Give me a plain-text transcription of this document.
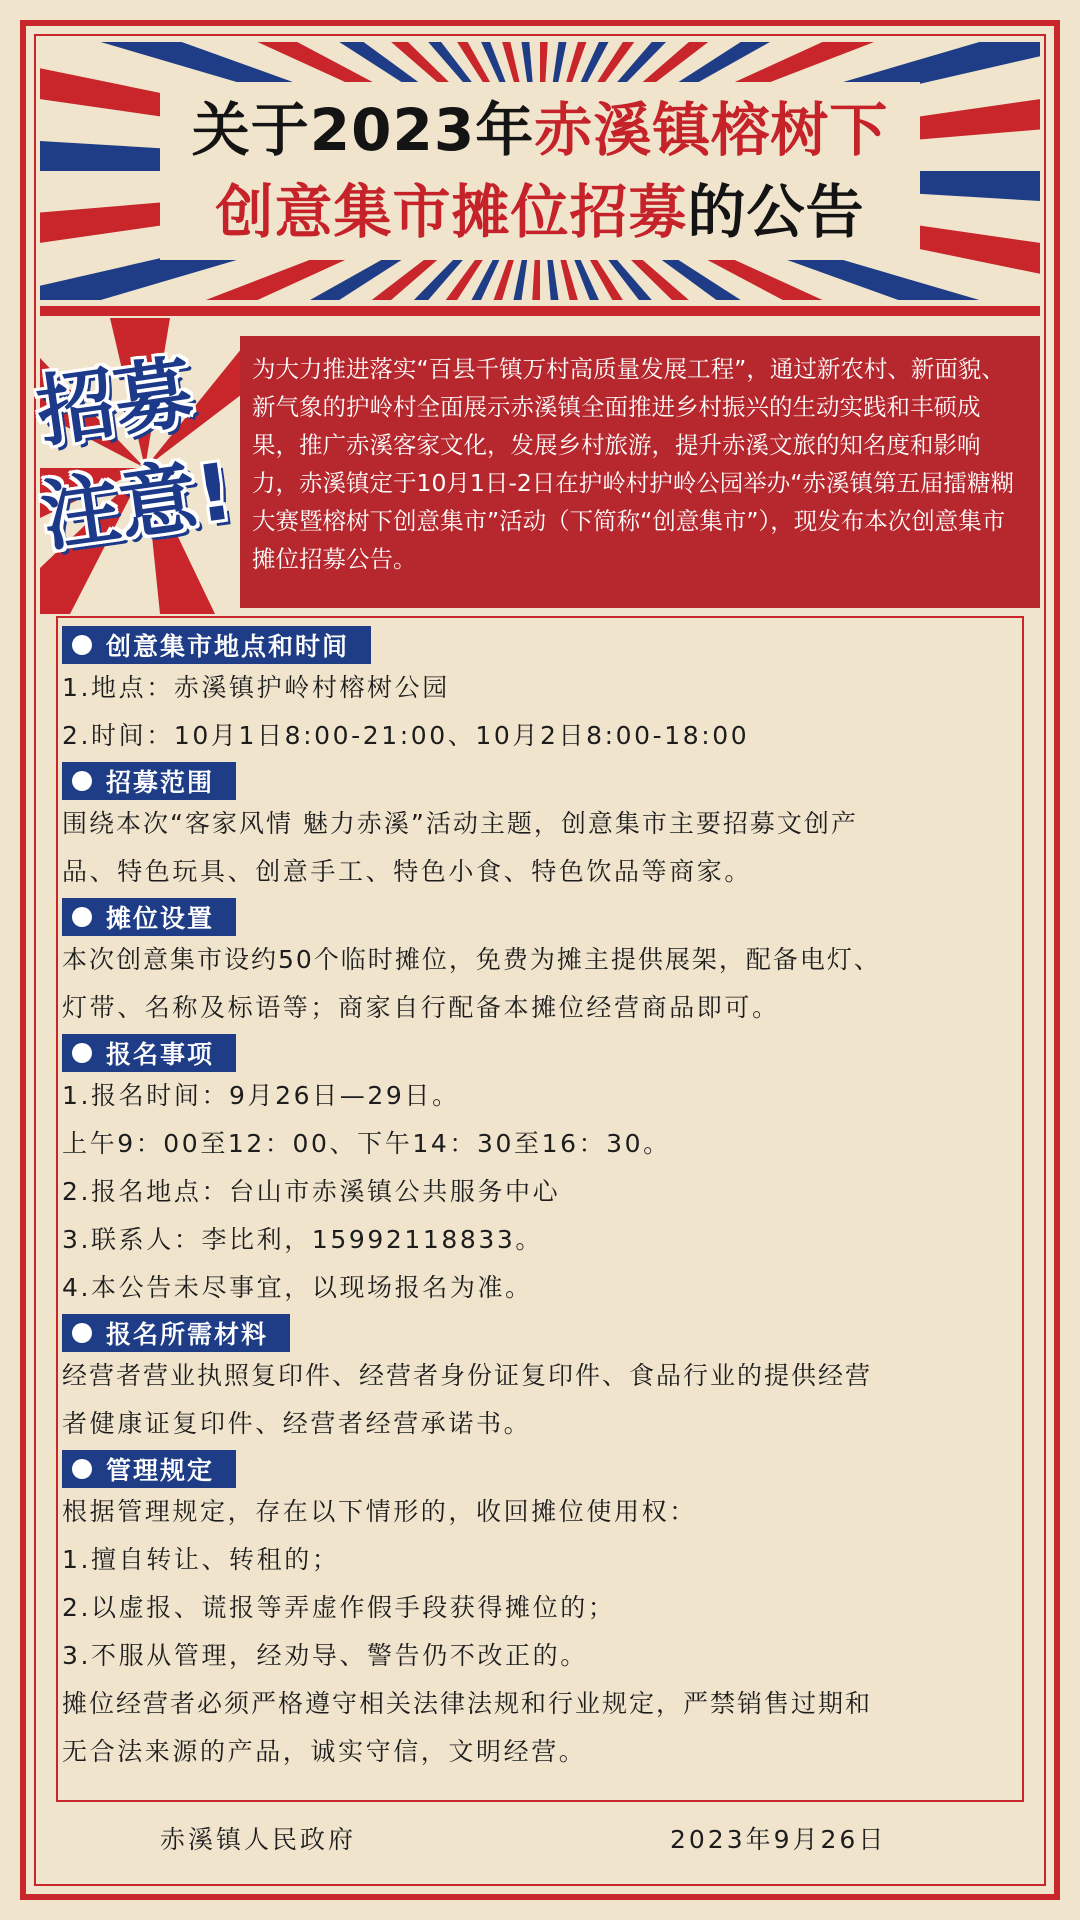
关于2023年赤溪镇榕树下
创意集市摊位招募的公告
为大力推进落实“百县千镇万村高质量发展工程”，通过新农村、新面貌、新气象的护岭村全面展示赤溪镇全面推进乡村振兴的生动实践和丰硕成果，推广赤溪客家文化，发展乡村旅游，提升赤溪文旅的知名度和影响力，赤溪镇定于10月1日-2日在护岭村护岭公园举办“赤溪镇第五届擂糖糊大赛暨榕树下创意集市”活动（下简称“创意集市”），现发布本次创意集市摊位招募公告。
招募
注意!
创意集市地点和时间
1.地点：赤溪镇护岭村榕树公园
2.时间：10月1日8:00-21:00、10月2日8:00-18:00
招募范围
围绕本次“客家风情 魅力赤溪”活动主题，创意集市主要招募文创产
品、特色玩具、创意手工、特色小食、特色饮品等商家。
摊位设置
本次创意集市设约50个临时摊位，免费为摊主提供展架，配备电灯、
灯带、名称及标语等；商家自行配备本摊位经营商品即可。
报名事项
1.报名时间：9月26日—29日。
上午9：00至12：00、下午14：30至16：30。
2.报名地点：台山市赤溪镇公共服务中心
3.联系人：李比利，15992118833。
4.本公告未尽事宜，以现场报名为准。
报名所需材料
经营者营业执照复印件、经营者身份证复印件、食品行业的提供经营
者健康证复印件、经营者经营承诺书。
管理规定
根据管理规定，存在以下情形的，收回摊位使用权：
1.擅自转让、转租的；
2.以虚报、谎报等弄虚作假手段获得摊位的；
3.不服从管理，经劝导、警告仍不改正的。
摊位经营者必须严格遵守相关法律法规和行业规定，严禁销售过期和
无合法来源的产品，诚实守信，文明经营。
赤溪镇人民政府	2023年9月26日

**SET EXERCISE:**
Generate a word-for-word copy of the preceding records, excluding all pictures.

**OUTPUT FOR THIS TASK:**
Give me a plain-text transcription of this document.
关于2023年赤溪镇榕树下
创意集市摊位招募的公告
为大力推进落实“百县千镇万村高质量发展工程”，通过新农村、新面貌、新气象的护岭村全面展示赤溪镇全面推进乡村振兴的生动实践和丰硕成果，推广赤溪客家文化，发展乡村旅游，提升赤溪文旅的知名度和影响力，赤溪镇定于10月1日-2日在护岭村护岭公园举办“赤溪镇第五届擂糖糊大赛暨榕树下创意集市”活动（下简称“创意集市”），现发布本次创意集市摊位招募公告。
招募
注意!
创意集市地点和时间
1.地点：赤溪镇护岭村榕树公园
2.时间：10月1日8:00-21:00、10月2日8:00-18:00
招募范围
围绕本次“客家风情 魅力赤溪”活动主题，创意集市主要招募文创产
品、特色玩具、创意手工、特色小食、特色饮品等商家。
摊位设置
本次创意集市设约50个临时摊位，免费为摊主提供展架，配备电灯、
灯带、名称及标语等；商家自行配备本摊位经营商品即可。
报名事项
1.报名时间：9月26日—29日。
上午9：00至12：00、下午14：30至16：30。
2.报名地点：台山市赤溪镇公共服务中心
3.联系人：李比利，15992118833。
4.本公告未尽事宜，以现场报名为准。
报名所需材料
经营者营业执照复印件、经营者身份证复印件、食品行业的提供经营
者健康证复印件、经营者经营承诺书。
管理规定
根据管理规定，存在以下情形的，收回摊位使用权：
1.擅自转让、转租的；
2.以虚报、谎报等弄虚作假手段获得摊位的；
3.不服从管理，经劝导、警告仍不改正的。
摊位经营者必须严格遵守相关法律法规和行业规定，严禁销售过期和
无合法来源的产品，诚实守信，文明经营。
赤溪镇人民政府	2023年9月26日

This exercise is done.